━━━ Records for this task

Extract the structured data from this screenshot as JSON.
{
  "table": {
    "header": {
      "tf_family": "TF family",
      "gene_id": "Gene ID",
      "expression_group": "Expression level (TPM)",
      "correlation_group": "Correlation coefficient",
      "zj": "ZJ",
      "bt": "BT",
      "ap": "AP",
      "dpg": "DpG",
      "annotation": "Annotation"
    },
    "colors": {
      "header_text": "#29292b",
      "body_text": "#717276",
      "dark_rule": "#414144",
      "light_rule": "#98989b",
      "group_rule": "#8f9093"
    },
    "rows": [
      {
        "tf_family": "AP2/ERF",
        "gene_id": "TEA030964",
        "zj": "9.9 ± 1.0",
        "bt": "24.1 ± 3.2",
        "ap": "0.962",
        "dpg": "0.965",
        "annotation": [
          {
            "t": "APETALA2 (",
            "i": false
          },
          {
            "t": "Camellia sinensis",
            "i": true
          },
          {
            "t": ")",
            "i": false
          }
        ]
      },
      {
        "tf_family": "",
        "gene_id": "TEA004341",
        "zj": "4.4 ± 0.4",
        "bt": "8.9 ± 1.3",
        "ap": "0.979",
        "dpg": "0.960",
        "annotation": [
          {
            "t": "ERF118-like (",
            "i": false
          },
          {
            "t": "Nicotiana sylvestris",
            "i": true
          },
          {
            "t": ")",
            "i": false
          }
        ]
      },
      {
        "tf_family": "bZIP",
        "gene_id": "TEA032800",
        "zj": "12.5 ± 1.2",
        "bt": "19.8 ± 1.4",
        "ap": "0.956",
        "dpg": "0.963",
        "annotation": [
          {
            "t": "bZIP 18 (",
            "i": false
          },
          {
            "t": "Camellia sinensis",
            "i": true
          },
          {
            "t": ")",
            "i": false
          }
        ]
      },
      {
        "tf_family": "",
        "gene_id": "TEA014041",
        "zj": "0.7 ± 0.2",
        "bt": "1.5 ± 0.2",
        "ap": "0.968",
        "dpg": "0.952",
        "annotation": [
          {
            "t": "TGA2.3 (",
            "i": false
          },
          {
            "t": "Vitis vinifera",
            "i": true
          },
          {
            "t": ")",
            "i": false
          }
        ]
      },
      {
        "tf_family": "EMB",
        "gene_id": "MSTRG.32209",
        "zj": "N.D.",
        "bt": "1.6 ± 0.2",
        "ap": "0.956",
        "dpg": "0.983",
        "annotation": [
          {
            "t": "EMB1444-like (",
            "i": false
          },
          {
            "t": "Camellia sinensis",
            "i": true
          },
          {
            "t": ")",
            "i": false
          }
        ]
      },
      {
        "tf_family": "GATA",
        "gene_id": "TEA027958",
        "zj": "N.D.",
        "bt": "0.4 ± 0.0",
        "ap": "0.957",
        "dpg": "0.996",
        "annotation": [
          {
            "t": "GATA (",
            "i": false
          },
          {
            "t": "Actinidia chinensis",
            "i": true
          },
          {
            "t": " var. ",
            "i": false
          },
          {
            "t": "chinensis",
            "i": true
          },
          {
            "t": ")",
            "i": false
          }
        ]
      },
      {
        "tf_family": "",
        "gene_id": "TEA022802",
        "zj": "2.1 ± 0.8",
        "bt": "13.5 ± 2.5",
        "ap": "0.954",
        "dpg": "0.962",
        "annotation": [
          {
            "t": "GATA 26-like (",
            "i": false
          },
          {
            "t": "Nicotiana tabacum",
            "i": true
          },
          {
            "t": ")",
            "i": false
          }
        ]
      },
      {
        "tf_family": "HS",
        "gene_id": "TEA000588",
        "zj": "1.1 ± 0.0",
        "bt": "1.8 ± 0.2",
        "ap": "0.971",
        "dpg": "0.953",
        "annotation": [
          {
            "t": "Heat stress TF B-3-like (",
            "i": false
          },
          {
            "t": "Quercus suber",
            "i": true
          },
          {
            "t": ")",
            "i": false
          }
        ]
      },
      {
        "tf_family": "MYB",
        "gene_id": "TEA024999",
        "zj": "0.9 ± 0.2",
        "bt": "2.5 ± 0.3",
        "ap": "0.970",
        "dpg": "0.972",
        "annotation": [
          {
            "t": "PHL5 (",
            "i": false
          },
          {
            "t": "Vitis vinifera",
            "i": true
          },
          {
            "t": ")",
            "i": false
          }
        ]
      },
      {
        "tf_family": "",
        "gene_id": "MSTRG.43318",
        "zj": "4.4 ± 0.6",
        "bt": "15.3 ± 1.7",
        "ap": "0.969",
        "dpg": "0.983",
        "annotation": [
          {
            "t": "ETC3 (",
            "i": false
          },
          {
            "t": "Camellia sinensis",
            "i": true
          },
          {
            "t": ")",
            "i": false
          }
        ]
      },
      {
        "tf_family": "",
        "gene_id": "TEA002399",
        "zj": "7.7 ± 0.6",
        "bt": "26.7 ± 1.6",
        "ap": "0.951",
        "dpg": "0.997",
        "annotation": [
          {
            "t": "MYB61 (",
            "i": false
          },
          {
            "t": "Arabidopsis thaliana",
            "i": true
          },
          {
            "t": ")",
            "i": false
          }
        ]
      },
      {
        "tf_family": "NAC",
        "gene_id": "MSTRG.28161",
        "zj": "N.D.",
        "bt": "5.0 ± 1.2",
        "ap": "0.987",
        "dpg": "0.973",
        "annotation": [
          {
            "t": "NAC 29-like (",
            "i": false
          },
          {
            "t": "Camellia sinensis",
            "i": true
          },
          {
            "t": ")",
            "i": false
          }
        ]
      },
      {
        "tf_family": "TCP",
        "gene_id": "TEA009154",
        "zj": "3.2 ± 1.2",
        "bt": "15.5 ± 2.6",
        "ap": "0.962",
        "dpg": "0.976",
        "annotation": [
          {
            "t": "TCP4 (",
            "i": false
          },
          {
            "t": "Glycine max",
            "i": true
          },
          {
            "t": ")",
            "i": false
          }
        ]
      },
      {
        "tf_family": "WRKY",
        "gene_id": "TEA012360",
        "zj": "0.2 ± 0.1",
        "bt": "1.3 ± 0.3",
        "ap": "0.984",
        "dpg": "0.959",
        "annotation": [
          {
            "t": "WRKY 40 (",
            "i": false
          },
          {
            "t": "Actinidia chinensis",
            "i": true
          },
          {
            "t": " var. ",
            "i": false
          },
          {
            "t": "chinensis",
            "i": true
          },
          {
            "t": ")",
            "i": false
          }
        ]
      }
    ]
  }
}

━━━━━━

Write every record out again, unaltered.

Extract the structured data from this screenshot as JSON.
{
  "table": {
    "header": {
      "tf_family": "TF family",
      "gene_id": "Gene ID",
      "expression_group": "Expression level (TPM)",
      "correlation_group": "Correlation coefficient",
      "zj": "ZJ",
      "bt": "BT",
      "ap": "AP",
      "dpg": "DpG",
      "annotation": "Annotation"
    },
    "colors": {
      "header_text": "#29292b",
      "body_text": "#717276",
      "dark_rule": "#414144",
      "light_rule": "#98989b",
      "group_rule": "#8f9093"
    },
    "rows": [
      {
        "tf_family": "AP2/ERF",
        "gene_id": "TEA030964",
        "zj": "9.9 ± 1.0",
        "bt": "24.1 ± 3.2",
        "ap": "0.962",
        "dpg": "0.965",
        "annotation": [
          {
            "t": "APETALA2 (",
            "i": false
          },
          {
            "t": "Camellia sinensis",
            "i": true
          },
          {
            "t": ")",
            "i": false
          }
        ]
      },
      {
        "tf_family": "",
        "gene_id": "TEA004341",
        "zj": "4.4 ± 0.4",
        "bt": "8.9 ± 1.3",
        "ap": "0.979",
        "dpg": "0.960",
        "annotation": [
          {
            "t": "ERF118-like (",
            "i": false
          },
          {
            "t": "Nicotiana sylvestris",
            "i": true
          },
          {
            "t": ")",
            "i": false
          }
        ]
      },
      {
        "tf_family": "bZIP",
        "gene_id": "TEA032800",
        "zj": "12.5 ± 1.2",
        "bt": "19.8 ± 1.4",
        "ap": "0.956",
        "dpg": "0.963",
        "annotation": [
          {
            "t": "bZIP 18 (",
            "i": false
          },
          {
            "t": "Camellia sinensis",
            "i": true
          },
          {
            "t": ")",
            "i": false
          }
        ]
      },
      {
        "tf_family": "",
        "gene_id": "TEA014041",
        "zj": "0.7 ± 0.2",
        "bt": "1.5 ± 0.2",
        "ap": "0.968",
        "dpg": "0.952",
        "annotation": [
          {
            "t": "TGA2.3 (",
            "i": false
          },
          {
            "t": "Vitis vinifera",
            "i": true
          },
          {
            "t": ")",
            "i": false
          }
        ]
      },
      {
        "tf_family": "EMB",
        "gene_id": "MSTRG.32209",
        "zj": "N.D.",
        "bt": "1.6 ± 0.2",
        "ap": "0.956",
        "dpg": "0.983",
        "annotation": [
          {
            "t": "EMB1444-like (",
            "i": false
          },
          {
            "t": "Camellia sinensis",
            "i": true
          },
          {
            "t": ")",
            "i": false
          }
        ]
      },
      {
        "tf_family": "GATA",
        "gene_id": "TEA027958",
        "zj": "N.D.",
        "bt": "0.4 ± 0.0",
        "ap": "0.957",
        "dpg": "0.996",
        "annotation": [
          {
            "t": "GATA (",
            "i": false
          },
          {
            "t": "Actinidia chinensis",
            "i": true
          },
          {
            "t": " var. ",
            "i": false
          },
          {
            "t": "chinensis",
            "i": true
          },
          {
            "t": ")",
            "i": false
          }
        ]
      },
      {
        "tf_family": "",
        "gene_id": "TEA022802",
        "zj": "2.1 ± 0.8",
        "bt": "13.5 ± 2.5",
        "ap": "0.954",
        "dpg": "0.962",
        "annotation": [
          {
            "t": "GATA 26-like (",
            "i": false
          },
          {
            "t": "Nicotiana tabacum",
            "i": true
          },
          {
            "t": ")",
            "i": false
          }
        ]
      },
      {
        "tf_family": "HS",
        "gene_id": "TEA000588",
        "zj": "1.1 ± 0.0",
        "bt": "1.8 ± 0.2",
        "ap": "0.971",
        "dpg": "0.953",
        "annotation": [
          {
            "t": "Heat stress TF B-3-like (",
            "i": false
          },
          {
            "t": "Quercus suber",
            "i": true
          },
          {
            "t": ")",
            "i": false
          }
        ]
      },
      {
        "tf_family": "MYB",
        "gene_id": "TEA024999",
        "zj": "0.9 ± 0.2",
        "bt": "2.5 ± 0.3",
        "ap": "0.970",
        "dpg": "0.972",
        "annotation": [
          {
            "t": "PHL5 (",
            "i": false
          },
          {
            "t": "Vitis vinifera",
            "i": true
          },
          {
            "t": ")",
            "i": false
          }
        ]
      },
      {
        "tf_family": "",
        "gene_id": "MSTRG.43318",
        "zj": "4.4 ± 0.6",
        "bt": "15.3 ± 1.7",
        "ap": "0.969",
        "dpg": "0.983",
        "annotation": [
          {
            "t": "ETC3 (",
            "i": false
          },
          {
            "t": "Camellia sinensis",
            "i": true
          },
          {
            "t": ")",
            "i": false
          }
        ]
      },
      {
        "tf_family": "",
        "gene_id": "TEA002399",
        "zj": "7.7 ± 0.6",
        "bt": "26.7 ± 1.6",
        "ap": "0.951",
        "dpg": "0.997",
        "annotation": [
          {
            "t": "MYB61 (",
            "i": false
          },
          {
            "t": "Arabidopsis thaliana",
            "i": true
          },
          {
            "t": ")",
            "i": false
          }
        ]
      },
      {
        "tf_family": "NAC",
        "gene_id": "MSTRG.28161",
        "zj": "N.D.",
        "bt": "5.0 ± 1.2",
        "ap": "0.987",
        "dpg": "0.973",
        "annotation": [
          {
            "t": "NAC 29-like (",
            "i": false
          },
          {
            "t": "Camellia sinensis",
            "i": true
          },
          {
            "t": ")",
            "i": false
          }
        ]
      },
      {
        "tf_family": "TCP",
        "gene_id": "TEA009154",
        "zj": "3.2 ± 1.2",
        "bt": "15.5 ± 2.6",
        "ap": "0.962",
        "dpg": "0.976",
        "annotation": [
          {
            "t": "TCP4 (",
            "i": false
          },
          {
            "t": "Glycine max",
            "i": true
          },
          {
            "t": ")",
            "i": false
          }
        ]
      },
      {
        "tf_family": "WRKY",
        "gene_id": "TEA012360",
        "zj": "0.2 ± 0.1",
        "bt": "1.3 ± 0.3",
        "ap": "0.984",
        "dpg": "0.959",
        "annotation": [
          {
            "t": "WRKY 40 (",
            "i": false
          },
          {
            "t": "Actinidia chinensis",
            "i": true
          },
          {
            "t": " var. ",
            "i": false
          },
          {
            "t": "chinensis",
            "i": true
          },
          {
            "t": ")",
            "i": false
          }
        ]
      }
    ]
  }
}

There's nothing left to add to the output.